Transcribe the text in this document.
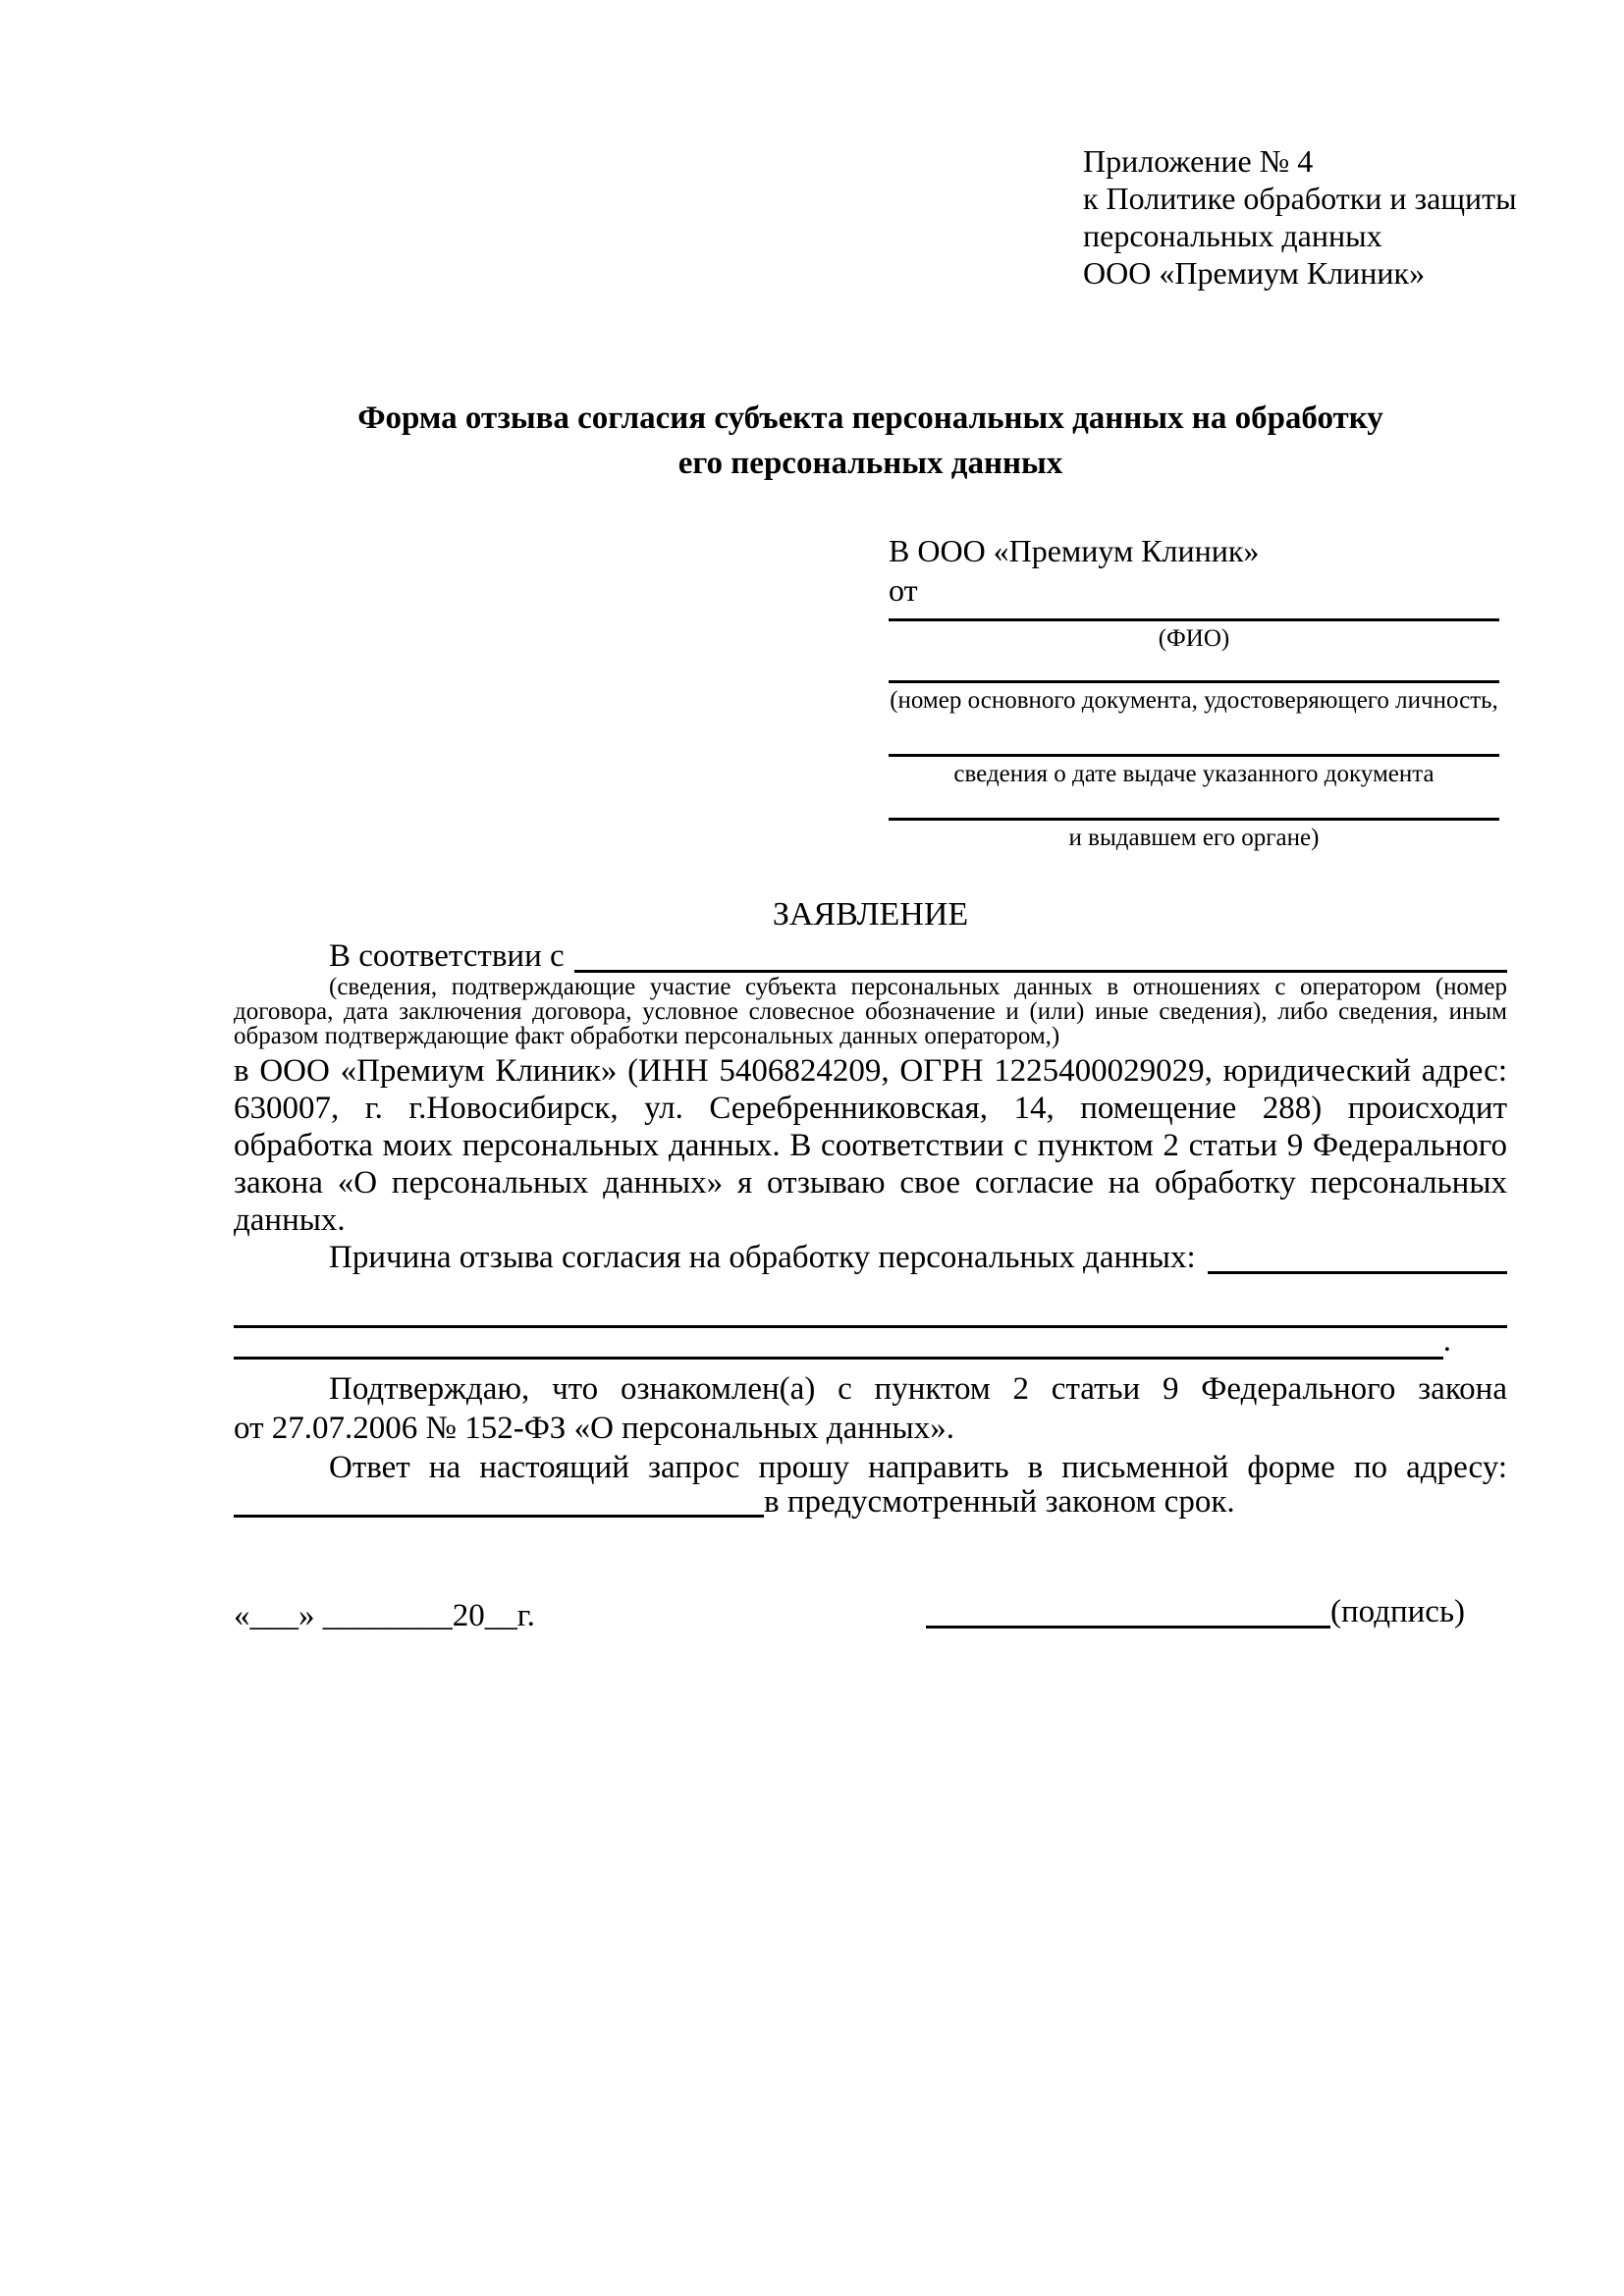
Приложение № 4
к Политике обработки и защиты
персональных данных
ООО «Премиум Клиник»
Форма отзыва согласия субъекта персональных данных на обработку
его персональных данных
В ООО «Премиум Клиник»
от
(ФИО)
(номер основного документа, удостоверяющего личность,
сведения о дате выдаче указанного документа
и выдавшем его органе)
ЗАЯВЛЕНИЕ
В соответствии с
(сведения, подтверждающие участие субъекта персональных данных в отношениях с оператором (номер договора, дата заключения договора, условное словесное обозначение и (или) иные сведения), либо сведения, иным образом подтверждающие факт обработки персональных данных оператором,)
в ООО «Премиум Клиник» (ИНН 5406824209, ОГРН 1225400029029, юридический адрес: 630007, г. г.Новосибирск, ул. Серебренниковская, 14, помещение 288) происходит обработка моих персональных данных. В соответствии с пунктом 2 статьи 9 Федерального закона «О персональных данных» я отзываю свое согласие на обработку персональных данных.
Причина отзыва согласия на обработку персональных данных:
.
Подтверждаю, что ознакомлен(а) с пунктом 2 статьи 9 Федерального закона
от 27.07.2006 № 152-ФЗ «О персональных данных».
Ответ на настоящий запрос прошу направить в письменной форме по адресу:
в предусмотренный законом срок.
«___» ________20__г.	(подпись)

···

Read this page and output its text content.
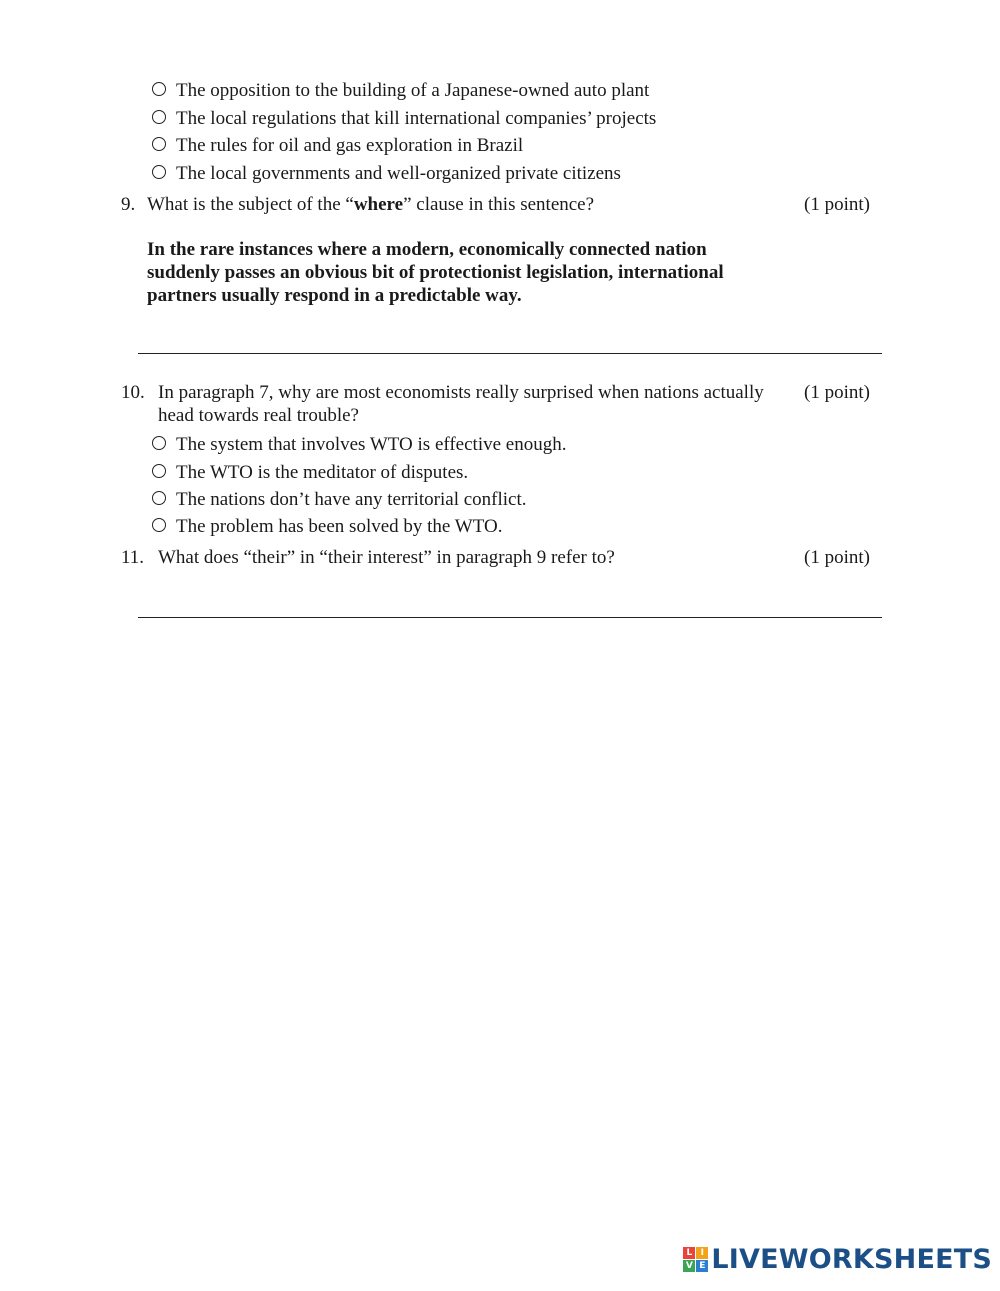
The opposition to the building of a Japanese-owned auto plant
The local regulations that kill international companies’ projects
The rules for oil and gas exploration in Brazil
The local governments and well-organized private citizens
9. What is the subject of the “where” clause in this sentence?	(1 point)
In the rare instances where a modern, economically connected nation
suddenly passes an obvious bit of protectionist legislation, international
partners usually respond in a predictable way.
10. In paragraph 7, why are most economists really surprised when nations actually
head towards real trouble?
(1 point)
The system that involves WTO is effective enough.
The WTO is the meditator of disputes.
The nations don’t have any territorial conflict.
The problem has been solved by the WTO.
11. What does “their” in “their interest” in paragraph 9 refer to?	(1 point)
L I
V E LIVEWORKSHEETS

···

SHORT TASK. Within the listing above, find every line containing the string "nations" and return it.

WORKED ANSWER.
10. In paragraph 7, why are most economists really surprised when nations actually
The nations don’t have any territorial conflict.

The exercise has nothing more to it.